Text provided:
------------

Formats and related files
The purpose of this statement is to provide additional transparency around policy motivated 'expenditures' made through the tax system. Tax expenditures take the form of an exemption, allowance, preferential tax rate, deferral or offset that reduce a tax obligation to achieve a specific policy objective.
Introduction#
The purpose of this statement is to provide additional transparency around policy-motivated 'expenditures' made through the tax system. Tax expenditures take the form of an exemption, allowance, preferential tax rate, deferral or offset that reduce a tax obligation to achieve a specific policy objective.
This is the third successive release of tax expenditure data; 2010 was the first time New Zealand released tax expenditure data since 1984. This voluntary disclosure fills an obvious weakness in our current transparency arrangements by bringing New Zealand's financial reporting closer to OECD best practice standards. As with other disclosures, additional tax expenditure transparency is not intended to be a statement of policy effectiveness or desirability.

------------

Source excerpt:
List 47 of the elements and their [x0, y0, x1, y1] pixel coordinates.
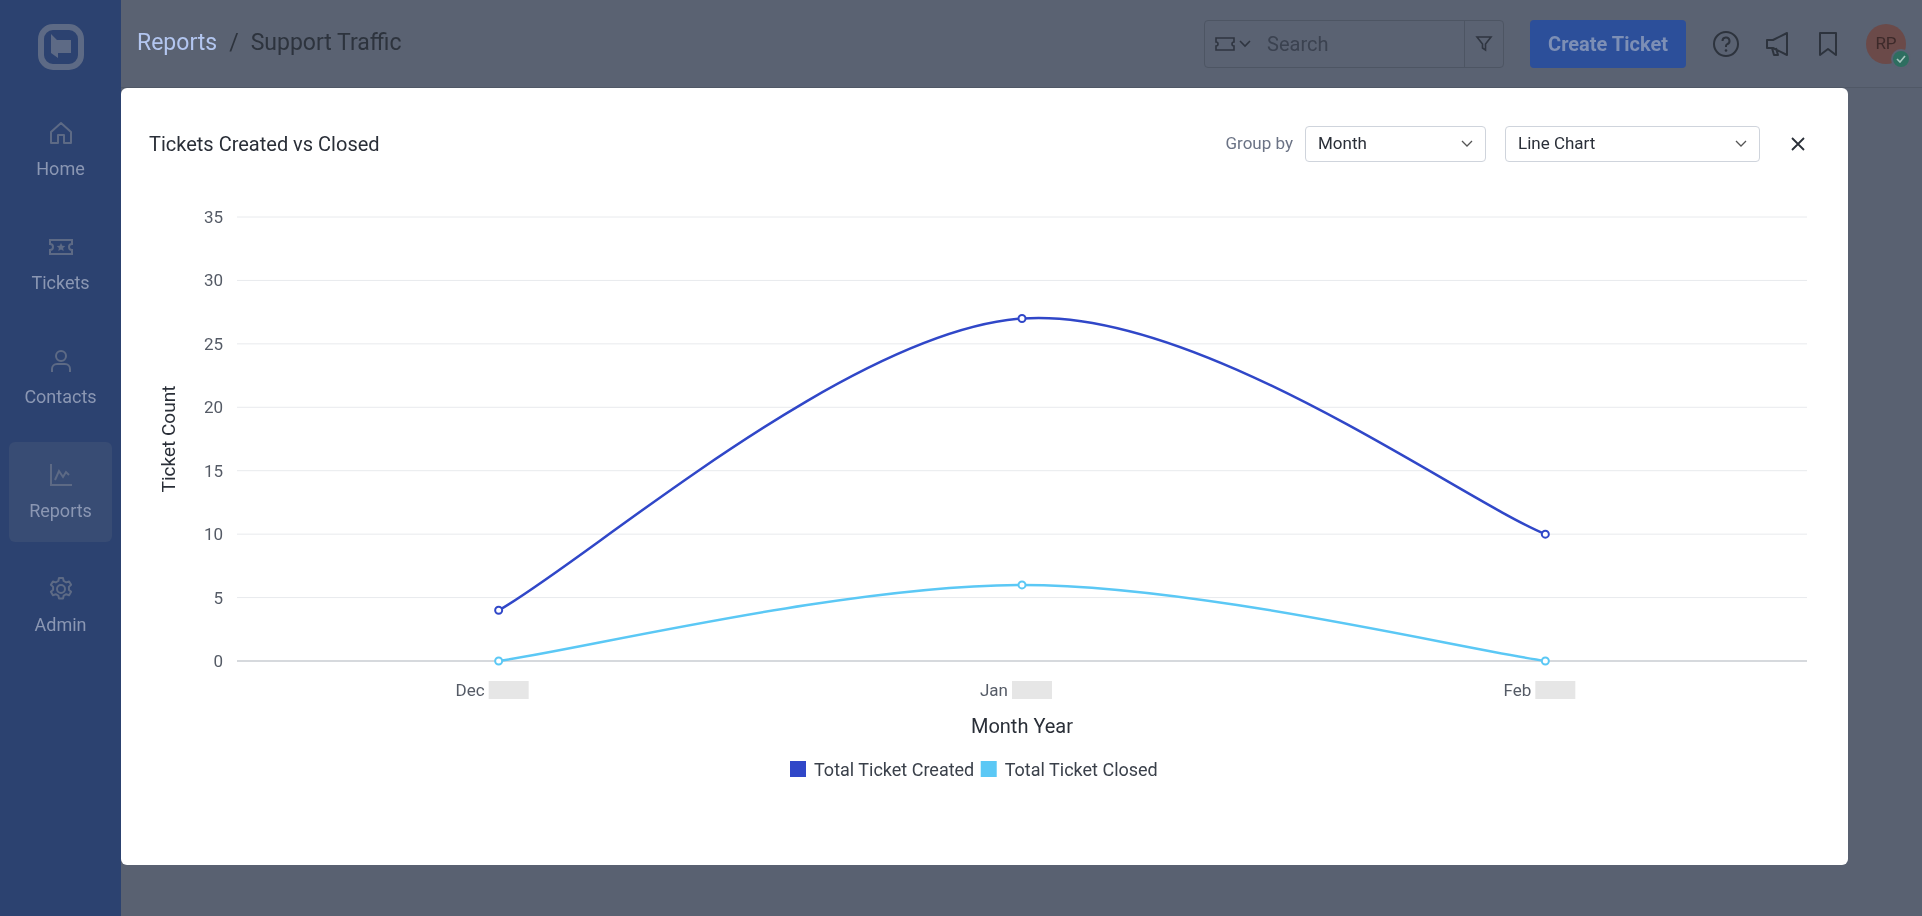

------------

For each statement below, say yes or no to whether it agrees with the text on tax expenditures, and quote the words from that text that decide it. 1. New Zealand's tax expenditure data released in 2010 was its first such release since 1984. 2. The added transparency is meant to show whether each tax policy is effective. 3. This is the second successive release of tax expenditure data.

1. Yes: "2010 was the first time New Zealand released tax expenditure data since 1984"
2. No: "additional tax expenditure transparency is not intended to be a statement of policy effectiveness or desirability"
3. No: "This is the third successive release of tax expenditure data"